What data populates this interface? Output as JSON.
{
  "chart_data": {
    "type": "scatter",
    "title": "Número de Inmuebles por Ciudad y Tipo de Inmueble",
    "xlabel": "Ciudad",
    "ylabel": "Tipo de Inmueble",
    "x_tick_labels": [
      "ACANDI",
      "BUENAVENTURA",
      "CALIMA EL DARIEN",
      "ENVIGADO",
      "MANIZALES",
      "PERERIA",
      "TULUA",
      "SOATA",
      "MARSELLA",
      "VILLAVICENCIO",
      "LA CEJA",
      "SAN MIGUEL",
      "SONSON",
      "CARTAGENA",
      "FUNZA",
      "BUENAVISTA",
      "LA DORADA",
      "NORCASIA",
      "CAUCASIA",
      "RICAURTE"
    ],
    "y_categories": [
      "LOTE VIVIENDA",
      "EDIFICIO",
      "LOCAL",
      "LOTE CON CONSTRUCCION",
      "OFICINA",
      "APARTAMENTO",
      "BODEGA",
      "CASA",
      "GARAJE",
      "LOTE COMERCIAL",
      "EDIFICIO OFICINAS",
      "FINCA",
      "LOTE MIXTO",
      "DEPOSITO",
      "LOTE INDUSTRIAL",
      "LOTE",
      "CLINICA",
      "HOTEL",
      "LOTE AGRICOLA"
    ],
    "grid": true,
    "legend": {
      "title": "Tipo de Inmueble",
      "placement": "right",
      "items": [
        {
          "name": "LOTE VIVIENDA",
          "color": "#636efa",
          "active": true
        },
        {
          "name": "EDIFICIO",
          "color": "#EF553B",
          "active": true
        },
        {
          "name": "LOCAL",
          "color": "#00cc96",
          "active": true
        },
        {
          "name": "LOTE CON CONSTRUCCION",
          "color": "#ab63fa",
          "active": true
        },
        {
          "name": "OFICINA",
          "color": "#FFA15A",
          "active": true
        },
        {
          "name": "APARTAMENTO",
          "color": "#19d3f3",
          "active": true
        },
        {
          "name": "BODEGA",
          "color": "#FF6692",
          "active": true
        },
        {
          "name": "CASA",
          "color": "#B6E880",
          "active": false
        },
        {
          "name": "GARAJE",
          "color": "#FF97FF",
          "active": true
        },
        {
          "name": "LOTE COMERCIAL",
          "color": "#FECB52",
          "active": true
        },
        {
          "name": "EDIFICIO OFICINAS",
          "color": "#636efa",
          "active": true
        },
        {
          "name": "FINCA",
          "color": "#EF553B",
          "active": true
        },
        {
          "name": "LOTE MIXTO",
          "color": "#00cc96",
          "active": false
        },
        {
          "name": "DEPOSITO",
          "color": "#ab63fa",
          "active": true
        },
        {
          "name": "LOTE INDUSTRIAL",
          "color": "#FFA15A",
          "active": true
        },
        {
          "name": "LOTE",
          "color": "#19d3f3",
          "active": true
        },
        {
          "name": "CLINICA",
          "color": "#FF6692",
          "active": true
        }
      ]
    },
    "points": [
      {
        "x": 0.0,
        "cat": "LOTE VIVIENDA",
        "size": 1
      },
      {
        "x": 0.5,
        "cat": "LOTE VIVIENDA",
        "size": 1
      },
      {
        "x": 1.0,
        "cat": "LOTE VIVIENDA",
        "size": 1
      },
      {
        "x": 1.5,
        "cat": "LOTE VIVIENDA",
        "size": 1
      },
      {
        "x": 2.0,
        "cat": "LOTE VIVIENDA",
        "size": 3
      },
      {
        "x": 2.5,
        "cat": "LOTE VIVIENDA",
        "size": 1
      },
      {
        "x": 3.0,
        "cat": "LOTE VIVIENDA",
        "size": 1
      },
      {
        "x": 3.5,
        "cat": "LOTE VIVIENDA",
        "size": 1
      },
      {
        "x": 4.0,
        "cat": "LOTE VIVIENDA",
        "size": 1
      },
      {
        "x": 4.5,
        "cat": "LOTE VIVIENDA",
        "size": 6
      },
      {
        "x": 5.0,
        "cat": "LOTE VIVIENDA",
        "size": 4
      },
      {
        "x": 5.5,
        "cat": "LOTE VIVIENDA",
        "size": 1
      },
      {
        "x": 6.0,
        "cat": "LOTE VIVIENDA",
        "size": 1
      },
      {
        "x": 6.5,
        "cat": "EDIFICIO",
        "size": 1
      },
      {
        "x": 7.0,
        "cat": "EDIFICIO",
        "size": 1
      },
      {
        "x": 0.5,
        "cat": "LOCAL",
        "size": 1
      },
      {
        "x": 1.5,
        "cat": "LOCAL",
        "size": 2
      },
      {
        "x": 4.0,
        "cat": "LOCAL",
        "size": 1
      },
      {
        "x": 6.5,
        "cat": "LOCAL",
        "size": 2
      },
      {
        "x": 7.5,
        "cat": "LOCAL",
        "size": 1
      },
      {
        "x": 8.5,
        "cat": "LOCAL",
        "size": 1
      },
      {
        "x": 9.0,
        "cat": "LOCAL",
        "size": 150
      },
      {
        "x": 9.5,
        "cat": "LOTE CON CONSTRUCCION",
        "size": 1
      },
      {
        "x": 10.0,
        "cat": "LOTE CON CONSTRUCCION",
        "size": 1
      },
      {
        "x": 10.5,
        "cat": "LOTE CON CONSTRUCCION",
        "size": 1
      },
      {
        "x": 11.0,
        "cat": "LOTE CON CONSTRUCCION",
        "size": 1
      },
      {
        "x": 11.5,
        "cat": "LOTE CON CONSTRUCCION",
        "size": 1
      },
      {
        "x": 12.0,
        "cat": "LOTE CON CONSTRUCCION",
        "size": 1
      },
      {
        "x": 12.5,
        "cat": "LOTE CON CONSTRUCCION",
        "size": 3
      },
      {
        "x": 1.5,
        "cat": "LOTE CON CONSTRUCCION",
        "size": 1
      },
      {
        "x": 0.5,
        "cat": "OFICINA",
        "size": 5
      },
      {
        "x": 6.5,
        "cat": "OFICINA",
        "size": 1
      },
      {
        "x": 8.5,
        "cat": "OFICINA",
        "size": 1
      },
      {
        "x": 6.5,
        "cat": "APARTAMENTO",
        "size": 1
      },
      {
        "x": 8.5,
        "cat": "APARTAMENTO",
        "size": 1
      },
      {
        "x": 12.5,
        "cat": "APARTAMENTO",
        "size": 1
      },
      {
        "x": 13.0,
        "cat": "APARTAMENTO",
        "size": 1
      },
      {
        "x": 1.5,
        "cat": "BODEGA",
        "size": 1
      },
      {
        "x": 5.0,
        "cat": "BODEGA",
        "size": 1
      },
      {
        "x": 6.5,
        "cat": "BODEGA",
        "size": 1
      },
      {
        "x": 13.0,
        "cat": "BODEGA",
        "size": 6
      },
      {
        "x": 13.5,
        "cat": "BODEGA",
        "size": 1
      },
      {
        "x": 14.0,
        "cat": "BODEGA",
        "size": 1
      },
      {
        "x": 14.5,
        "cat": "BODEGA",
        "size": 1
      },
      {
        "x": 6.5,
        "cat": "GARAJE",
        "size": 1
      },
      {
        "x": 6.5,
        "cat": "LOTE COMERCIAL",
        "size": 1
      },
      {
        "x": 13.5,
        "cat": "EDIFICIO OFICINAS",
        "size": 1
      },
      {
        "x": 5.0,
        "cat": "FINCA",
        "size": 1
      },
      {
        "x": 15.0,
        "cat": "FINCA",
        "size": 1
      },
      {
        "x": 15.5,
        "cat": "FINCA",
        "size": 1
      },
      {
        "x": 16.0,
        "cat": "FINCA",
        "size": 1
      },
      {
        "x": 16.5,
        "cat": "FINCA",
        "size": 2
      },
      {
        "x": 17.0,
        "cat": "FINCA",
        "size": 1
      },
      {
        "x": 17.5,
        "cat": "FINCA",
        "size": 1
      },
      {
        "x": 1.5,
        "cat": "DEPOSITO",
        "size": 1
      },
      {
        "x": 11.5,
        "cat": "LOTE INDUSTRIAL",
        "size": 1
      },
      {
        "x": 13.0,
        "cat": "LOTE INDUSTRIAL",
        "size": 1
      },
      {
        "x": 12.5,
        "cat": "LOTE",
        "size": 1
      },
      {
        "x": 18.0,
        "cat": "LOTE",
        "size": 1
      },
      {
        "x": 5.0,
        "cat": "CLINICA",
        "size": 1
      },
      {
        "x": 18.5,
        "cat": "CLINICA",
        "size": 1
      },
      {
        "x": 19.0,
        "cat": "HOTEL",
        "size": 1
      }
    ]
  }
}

WHAT TO PRODUCE -
Reply with nothing but a number: how many lines of the entries above contain the string "Tipo"?

FINISHED TASK -
3